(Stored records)
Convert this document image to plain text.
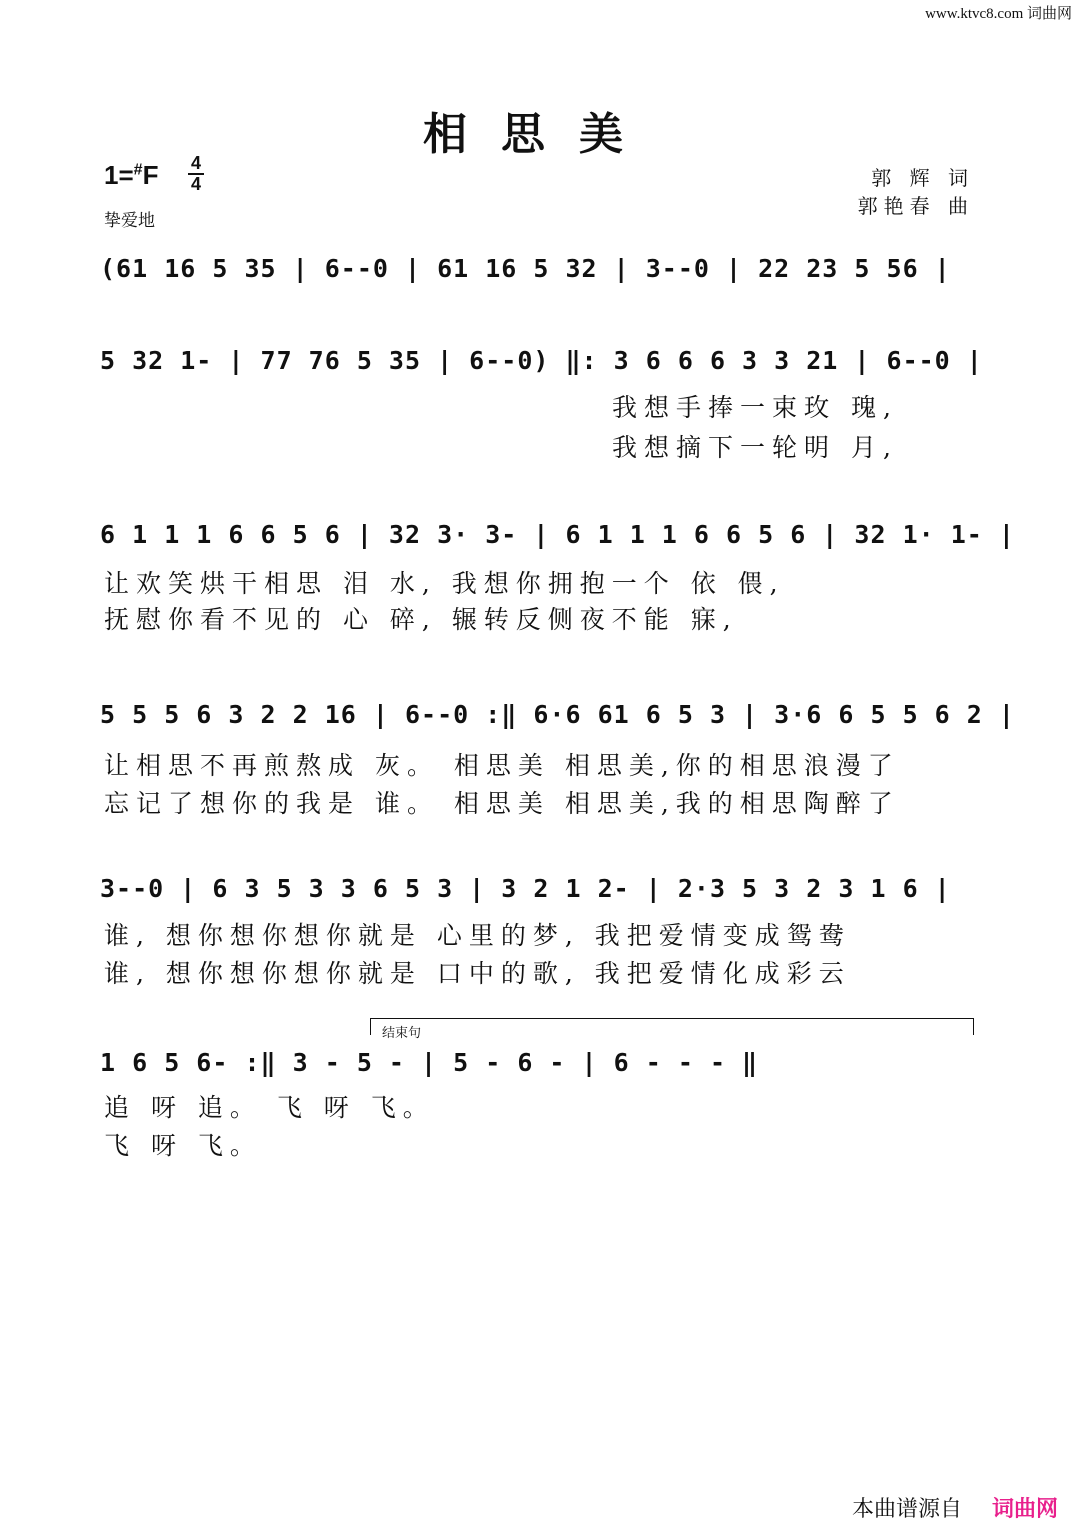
www.ktvc8.com 词曲网
相思美
1=#F 4
4
挚爱地
郭 辉 词
郭艳春 曲
(61 16 5 35 | 6--0 | 61 16 5 32 | 3--0 | 22 23 5 56 |
5 32 1- | 77 76 5 35 | 6--0) ‖: 3 6 6 6 3 3 21 | 6--0 |
我想手捧一束玫 瑰,
我想摘下一轮明 月,
6 1 1 1 6 6 5 6 | 32 3· 3- | 6 1 1 1 6 6 5 6 | 32 1· 1- |
让欢笑烘干相思 泪 水, 我想你拥抱一个 依 偎,
抚慰你看不见的 心 碎, 辗转反侧夜不能 寐,
5 5 5 6 3 2 2 16 | 6--0 :‖ 6·6 61 6 5 3 | 3·6 6 5 5 6 2 |
让相思不再煎熬成 灰。 相思美 相思美,你的相思浪漫了
忘记了想你的我是 谁。 相思美 相思美,我的相思陶醉了
3--0 | 6 3 5 3 3 6 5 3 | 3 2 1 2- | 2·3 5 3 2 3 1 6 |
谁, 想你想你想你就是 心里的梦, 我把爱情变成鸳鸯
谁, 想你想你想你就是 口中的歌, 我把爱情化成彩云
结束句
1 6 5 6- :‖ 3 - 5 - | 5 - 6 - | 6 - - - ‖
追 呀 追。 飞 呀 飞。
飞 呀 飞。
本曲谱源自 词曲网
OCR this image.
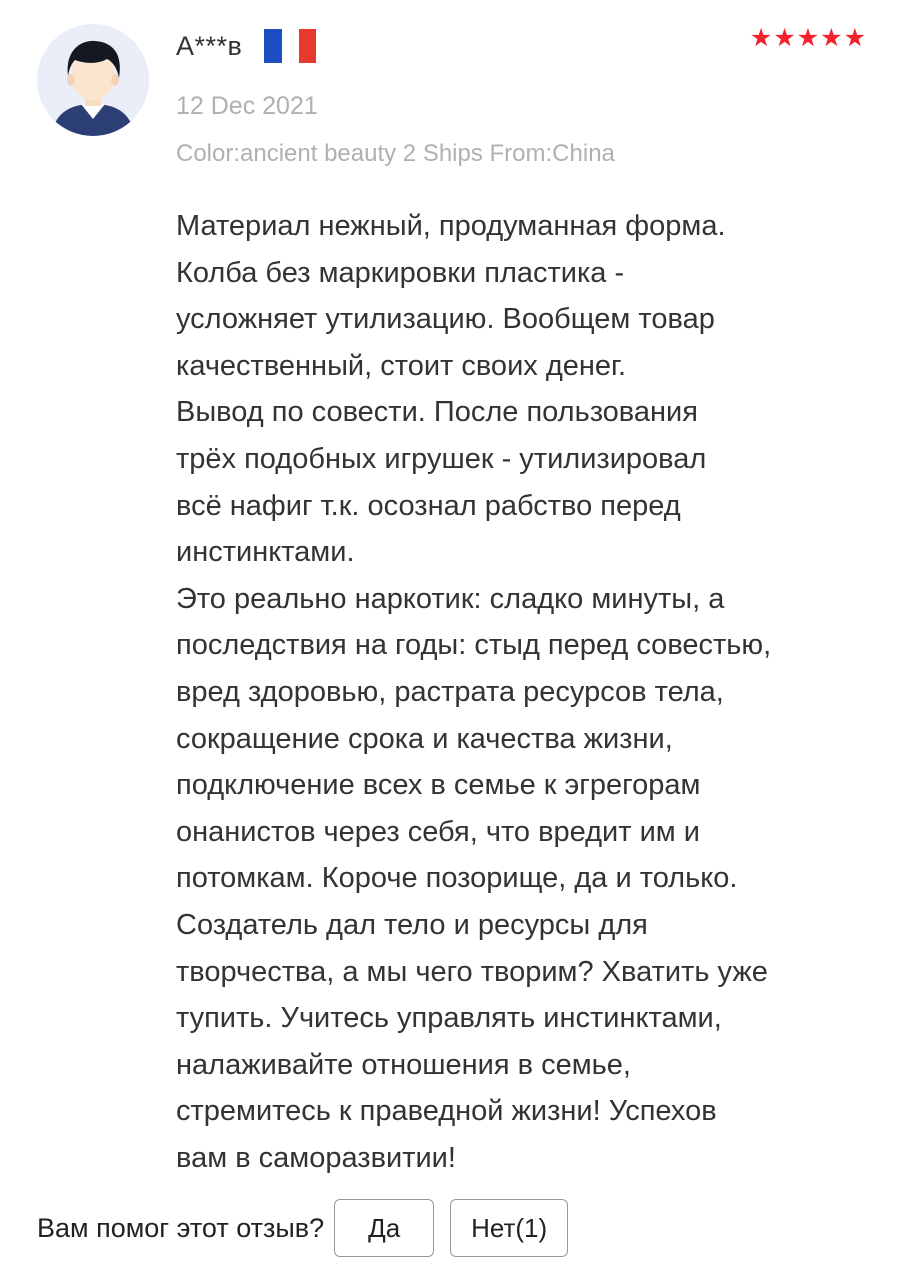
А***в	★ ★ ★ ★ ★
12 Dec 2021
Color:ancient beauty 2 Ships From:China
Материал нежный, продуманная форма.
Колба без маркировки пластика -
усложняет утилизацию. Вообщем товар
качественный, стоит своих денег.
Вывод по совести. После пользования
трёх подобных игрушек - утилизировал
всё нафиг т.к. осознал рабство перед
инстинктами.
Это реально наркотик: сладко минуты, а
последствия на годы: стыд перед совестью,
вред здоровью, растрата ресурсов тела,
сокращение срока и качества жизни,
подключение всех в семье к эгрегорам
онанистов через себя, что вредит им и
потомкам. Короче позорище, да и только.
Создатель дал тело и ресурсы для
творчества, а мы чего творим? Хватить уже
тупить. Учитесь управлять инстинктами,
налаживайте отношения в семье,
стремитесь к праведной жизни! Успехов
вам в саморазвитии!
Вам помог этот отзыв?	Да	Нет(1)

What you will do:
Return every line in the listing that contains the word "想你想你想你就是".

Task response:
谁, 想你想你想你就是 心里的梦, 我把爱情变成鸳鸯
谁, 想你想你想你就是 口中的歌, 我把爱情化成彩云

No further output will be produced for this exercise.